> [DATA FOR THE TASK]
-- -- --
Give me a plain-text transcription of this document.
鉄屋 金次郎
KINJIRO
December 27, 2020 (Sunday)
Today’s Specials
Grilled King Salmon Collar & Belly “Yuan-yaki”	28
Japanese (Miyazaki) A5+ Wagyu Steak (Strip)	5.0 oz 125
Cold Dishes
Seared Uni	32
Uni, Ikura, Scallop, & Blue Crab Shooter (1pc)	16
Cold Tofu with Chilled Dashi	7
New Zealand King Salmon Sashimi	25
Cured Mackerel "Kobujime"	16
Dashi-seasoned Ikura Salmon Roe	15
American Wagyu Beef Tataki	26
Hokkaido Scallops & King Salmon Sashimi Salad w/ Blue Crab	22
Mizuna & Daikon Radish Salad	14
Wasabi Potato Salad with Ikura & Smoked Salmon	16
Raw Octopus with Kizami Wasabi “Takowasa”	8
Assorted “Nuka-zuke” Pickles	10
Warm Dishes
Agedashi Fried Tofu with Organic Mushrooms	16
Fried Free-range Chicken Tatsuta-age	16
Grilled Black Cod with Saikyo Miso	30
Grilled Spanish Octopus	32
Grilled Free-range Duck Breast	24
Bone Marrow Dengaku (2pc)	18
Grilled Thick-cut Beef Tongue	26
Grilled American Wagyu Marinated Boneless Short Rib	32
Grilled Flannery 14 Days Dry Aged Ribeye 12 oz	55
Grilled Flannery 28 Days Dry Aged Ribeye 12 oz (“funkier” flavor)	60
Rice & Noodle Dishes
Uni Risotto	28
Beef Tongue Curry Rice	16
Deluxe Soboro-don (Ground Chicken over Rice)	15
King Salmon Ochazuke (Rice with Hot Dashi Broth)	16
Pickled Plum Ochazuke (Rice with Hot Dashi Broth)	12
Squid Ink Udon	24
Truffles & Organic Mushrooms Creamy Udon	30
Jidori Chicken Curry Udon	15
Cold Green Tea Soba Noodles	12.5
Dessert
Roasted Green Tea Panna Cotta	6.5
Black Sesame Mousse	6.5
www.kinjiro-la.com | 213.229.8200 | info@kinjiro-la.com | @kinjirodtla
-- -- --
> [WHAT IS REQUIRED] Above are some records. Count the lines among them with the word "Cold", and answer with the number only.

> [OUTPUT FOR THIS TASK] 3